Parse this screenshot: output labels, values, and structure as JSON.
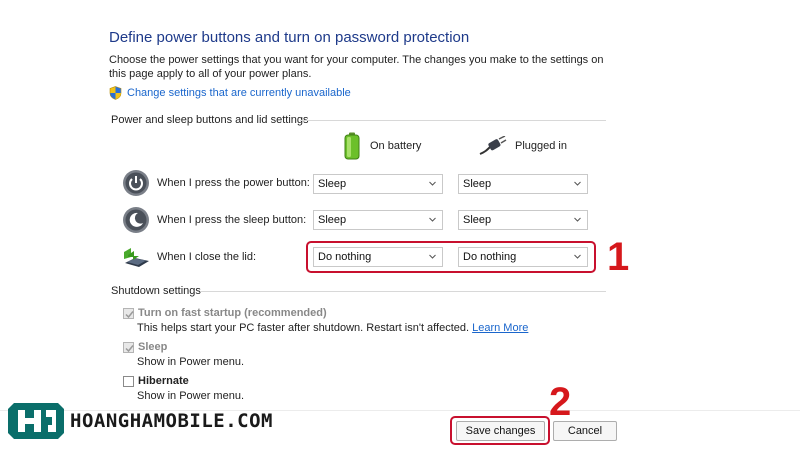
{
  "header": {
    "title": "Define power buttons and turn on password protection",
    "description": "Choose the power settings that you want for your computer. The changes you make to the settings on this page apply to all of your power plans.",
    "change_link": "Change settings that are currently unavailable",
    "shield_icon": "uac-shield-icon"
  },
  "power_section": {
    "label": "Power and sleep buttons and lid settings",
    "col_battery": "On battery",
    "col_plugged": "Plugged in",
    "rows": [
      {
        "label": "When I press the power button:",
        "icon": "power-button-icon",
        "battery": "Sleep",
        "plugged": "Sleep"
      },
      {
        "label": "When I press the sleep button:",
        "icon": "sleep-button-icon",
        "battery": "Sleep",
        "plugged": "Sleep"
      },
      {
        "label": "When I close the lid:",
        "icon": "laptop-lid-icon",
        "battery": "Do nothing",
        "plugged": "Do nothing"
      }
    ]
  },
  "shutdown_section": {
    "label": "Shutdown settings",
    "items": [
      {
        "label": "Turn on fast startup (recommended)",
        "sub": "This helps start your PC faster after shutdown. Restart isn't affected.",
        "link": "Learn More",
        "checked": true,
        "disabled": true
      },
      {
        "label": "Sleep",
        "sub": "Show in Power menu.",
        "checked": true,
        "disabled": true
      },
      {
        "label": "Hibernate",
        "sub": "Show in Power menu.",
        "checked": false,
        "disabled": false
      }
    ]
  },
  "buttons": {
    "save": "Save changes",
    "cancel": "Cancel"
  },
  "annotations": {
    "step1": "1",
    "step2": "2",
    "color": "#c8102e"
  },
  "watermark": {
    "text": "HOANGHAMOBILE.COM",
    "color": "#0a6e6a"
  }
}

* * *

- WHAT IS REQUIRED: Extract all the entries word for word; omit any pictures.

- COMPLETE RESPONSE:
Parse this screenshot: output labels, values, and structure as JSON.
{
  "header": {
    "title": "Define power buttons and turn on password protection",
    "description": "Choose the power settings that you want for your computer. The changes you make to the settings on this page apply to all of your power plans.",
    "change_link": "Change settings that are currently unavailable",
    "shield_icon": "uac-shield-icon"
  },
  "power_section": {
    "label": "Power and sleep buttons and lid settings",
    "col_battery": "On battery",
    "col_plugged": "Plugged in",
    "rows": [
      {
        "label": "When I press the power button:",
        "icon": "power-button-icon",
        "battery": "Sleep",
        "plugged": "Sleep"
      },
      {
        "label": "When I press the sleep button:",
        "icon": "sleep-button-icon",
        "battery": "Sleep",
        "plugged": "Sleep"
      },
      {
        "label": "When I close the lid:",
        "icon": "laptop-lid-icon",
        "battery": "Do nothing",
        "plugged": "Do nothing"
      }
    ]
  },
  "shutdown_section": {
    "label": "Shutdown settings",
    "items": [
      {
        "label": "Turn on fast startup (recommended)",
        "sub": "This helps start your PC faster after shutdown. Restart isn't affected.",
        "link": "Learn More",
        "checked": true,
        "disabled": true
      },
      {
        "label": "Sleep",
        "sub": "Show in Power menu.",
        "checked": true,
        "disabled": true
      },
      {
        "label": "Hibernate",
        "sub": "Show in Power menu.",
        "checked": false,
        "disabled": false
      }
    ]
  },
  "buttons": {
    "save": "Save changes",
    "cancel": "Cancel"
  },
  "annotations": {
    "step1": "1",
    "step2": "2",
    "color": "#c8102e"
  },
  "watermark": {
    "text": "HOANGHAMOBILE.COM",
    "color": "#0a6e6a"
  }
}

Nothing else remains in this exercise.